Stored data entries
----
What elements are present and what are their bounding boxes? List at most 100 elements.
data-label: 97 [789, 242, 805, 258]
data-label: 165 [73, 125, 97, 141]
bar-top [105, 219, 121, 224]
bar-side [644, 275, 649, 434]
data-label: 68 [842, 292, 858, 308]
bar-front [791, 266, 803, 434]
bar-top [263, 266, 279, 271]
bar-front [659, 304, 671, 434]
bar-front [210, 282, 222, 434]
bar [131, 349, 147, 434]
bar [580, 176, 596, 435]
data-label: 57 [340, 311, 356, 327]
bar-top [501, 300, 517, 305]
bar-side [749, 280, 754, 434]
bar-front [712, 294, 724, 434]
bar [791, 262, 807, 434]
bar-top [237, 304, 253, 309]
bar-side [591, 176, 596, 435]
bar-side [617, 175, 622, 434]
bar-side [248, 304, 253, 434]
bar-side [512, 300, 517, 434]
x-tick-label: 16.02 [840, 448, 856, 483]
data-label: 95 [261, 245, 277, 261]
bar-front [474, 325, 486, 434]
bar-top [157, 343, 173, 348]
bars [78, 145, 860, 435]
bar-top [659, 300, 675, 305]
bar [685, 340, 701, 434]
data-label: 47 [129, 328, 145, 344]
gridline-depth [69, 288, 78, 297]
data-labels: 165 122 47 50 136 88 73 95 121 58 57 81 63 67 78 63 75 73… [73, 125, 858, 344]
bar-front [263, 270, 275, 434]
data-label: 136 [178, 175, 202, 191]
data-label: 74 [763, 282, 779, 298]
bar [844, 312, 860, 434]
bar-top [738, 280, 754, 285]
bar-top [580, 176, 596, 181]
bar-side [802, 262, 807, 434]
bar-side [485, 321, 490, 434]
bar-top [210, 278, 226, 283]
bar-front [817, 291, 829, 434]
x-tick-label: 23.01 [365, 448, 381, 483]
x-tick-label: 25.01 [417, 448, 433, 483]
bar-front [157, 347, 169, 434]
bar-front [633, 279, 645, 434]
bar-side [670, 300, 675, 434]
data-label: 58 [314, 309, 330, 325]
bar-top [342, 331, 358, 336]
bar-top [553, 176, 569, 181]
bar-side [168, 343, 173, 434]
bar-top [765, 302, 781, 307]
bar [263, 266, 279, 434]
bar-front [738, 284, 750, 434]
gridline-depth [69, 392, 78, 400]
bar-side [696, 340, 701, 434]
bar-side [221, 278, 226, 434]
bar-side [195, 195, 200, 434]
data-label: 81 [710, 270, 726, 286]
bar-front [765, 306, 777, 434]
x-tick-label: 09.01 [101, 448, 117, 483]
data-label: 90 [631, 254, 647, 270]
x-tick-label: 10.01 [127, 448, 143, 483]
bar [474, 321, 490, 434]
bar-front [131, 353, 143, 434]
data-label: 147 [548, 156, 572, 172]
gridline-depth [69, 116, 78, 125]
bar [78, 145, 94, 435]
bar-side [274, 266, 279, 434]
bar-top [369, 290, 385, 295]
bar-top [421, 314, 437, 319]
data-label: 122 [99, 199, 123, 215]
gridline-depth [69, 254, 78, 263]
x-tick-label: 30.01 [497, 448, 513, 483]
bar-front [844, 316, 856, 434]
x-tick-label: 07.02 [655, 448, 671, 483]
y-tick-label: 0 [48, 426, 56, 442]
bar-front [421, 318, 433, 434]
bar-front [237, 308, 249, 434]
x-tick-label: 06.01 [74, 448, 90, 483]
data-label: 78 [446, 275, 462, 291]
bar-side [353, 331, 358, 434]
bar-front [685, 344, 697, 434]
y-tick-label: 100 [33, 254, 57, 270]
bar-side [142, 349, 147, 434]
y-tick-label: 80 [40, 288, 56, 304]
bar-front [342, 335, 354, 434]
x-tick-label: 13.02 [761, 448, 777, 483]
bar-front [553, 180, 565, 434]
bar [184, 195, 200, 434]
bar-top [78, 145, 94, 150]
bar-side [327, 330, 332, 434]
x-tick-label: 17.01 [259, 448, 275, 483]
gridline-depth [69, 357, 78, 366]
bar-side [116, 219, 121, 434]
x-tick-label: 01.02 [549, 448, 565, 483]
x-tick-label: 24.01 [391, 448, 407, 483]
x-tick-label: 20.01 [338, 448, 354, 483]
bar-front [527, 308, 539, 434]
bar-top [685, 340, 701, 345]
----
▶ [Work required] Reproduce every line of the items above word for word, leaving nothing out and changing nothing.

▶ [Correct output]
What elements are present and what are their bounding boxes? List at most 100 elements.
data-label: 97 [789, 242, 805, 258]
data-label: 165 [73, 125, 97, 141]
bar-top [105, 219, 121, 224]
bar-side [644, 275, 649, 434]
data-label: 68 [842, 292, 858, 308]
bar-front [791, 266, 803, 434]
bar-top [263, 266, 279, 271]
bar-front [659, 304, 671, 434]
bar-front [210, 282, 222, 434]
bar [131, 349, 147, 434]
bar [580, 176, 596, 435]
data-label: 57 [340, 311, 356, 327]
bar-top [501, 300, 517, 305]
bar-side [749, 280, 754, 434]
bar-front [712, 294, 724, 434]
bar [791, 262, 807, 434]
bar-top [237, 304, 253, 309]
bar-side [591, 176, 596, 435]
bar-side [617, 175, 622, 434]
bar-side [248, 304, 253, 434]
bar-side [512, 300, 517, 434]
x-tick-label: 16.02 [840, 448, 856, 483]
data-label: 95 [261, 245, 277, 261]
bar-front [474, 325, 486, 434]
bar-top [157, 343, 173, 348]
bars [78, 145, 860, 435]
bar-top [659, 300, 675, 305]
bar [685, 340, 701, 434]
data-label: 47 [129, 328, 145, 344]
gridline-depth [69, 288, 78, 297]
data-labels: 165 122 47 50 136 88 73 95 121 58 57 81 63 67 78 63 75 73… [73, 125, 858, 344]
bar-front [263, 270, 275, 434]
data-label: 136 [178, 175, 202, 191]
data-label: 74 [763, 282, 779, 298]
bar [844, 312, 860, 434]
bar-top [738, 280, 754, 285]
bar-top [580, 176, 596, 181]
bar-side [802, 262, 807, 434]
bar-side [485, 321, 490, 434]
bar-top [210, 278, 226, 283]
bar-front [817, 291, 829, 434]
x-tick-label: 23.01 [365, 448, 381, 483]
x-tick-label: 25.01 [417, 448, 433, 483]
bar-front [157, 347, 169, 434]
bar-front [633, 279, 645, 434]
bar-side [670, 300, 675, 434]
data-label: 58 [314, 309, 330, 325]
bar-top [342, 331, 358, 336]
bar-top [553, 176, 569, 181]
bar-side [168, 343, 173, 434]
bar-top [765, 302, 781, 307]
bar [263, 266, 279, 434]
bar-front [738, 284, 750, 434]
gridline-depth [69, 392, 78, 400]
bar-side [696, 340, 701, 434]
bar-side [221, 278, 226, 434]
bar-side [195, 195, 200, 434]
data-label: 81 [710, 270, 726, 286]
bar-front [765, 306, 777, 434]
x-tick-label: 09.01 [101, 448, 117, 483]
data-label: 90 [631, 254, 647, 270]
x-tick-label: 10.01 [127, 448, 143, 483]
bar [474, 321, 490, 434]
bar-front [131, 353, 143, 434]
data-label: 147 [548, 156, 572, 172]
gridline-depth [69, 116, 78, 125]
bar [78, 145, 94, 435]
bar-side [274, 266, 279, 434]
bar-top [369, 290, 385, 295]
bar-top [421, 314, 437, 319]
data-label: 122 [99, 199, 123, 215]
gridline-depth [69, 254, 78, 263]
x-tick-label: 30.01 [497, 448, 513, 483]
bar-front [844, 316, 856, 434]
x-tick-label: 07.02 [655, 448, 671, 483]
y-tick-label: 0 [48, 426, 56, 442]
bar-front [421, 318, 433, 434]
bar-front [237, 308, 249, 434]
x-tick-label: 06.01 [74, 448, 90, 483]
data-label: 78 [446, 275, 462, 291]
bar-side [353, 331, 358, 434]
bar-front [685, 344, 697, 434]
y-tick-label: 100 [33, 254, 57, 270]
bar-side [142, 349, 147, 434]
y-tick-label: 80 [40, 288, 56, 304]
bar-front [342, 335, 354, 434]
x-tick-label: 13.02 [761, 448, 777, 483]
bar-front [553, 180, 565, 434]
bar [184, 195, 200, 434]
bar-top [78, 145, 94, 150]
bar-side [327, 330, 332, 434]
x-tick-label: 17.01 [259, 448, 275, 483]
gridline-depth [69, 357, 78, 366]
bar-side [116, 219, 121, 434]
x-tick-label: 01.02 [549, 448, 565, 483]
x-tick-label: 24.01 [391, 448, 407, 483]
x-tick-label: 20.01 [338, 448, 354, 483]
bar-front [527, 308, 539, 434]
bar-top [685, 340, 701, 345]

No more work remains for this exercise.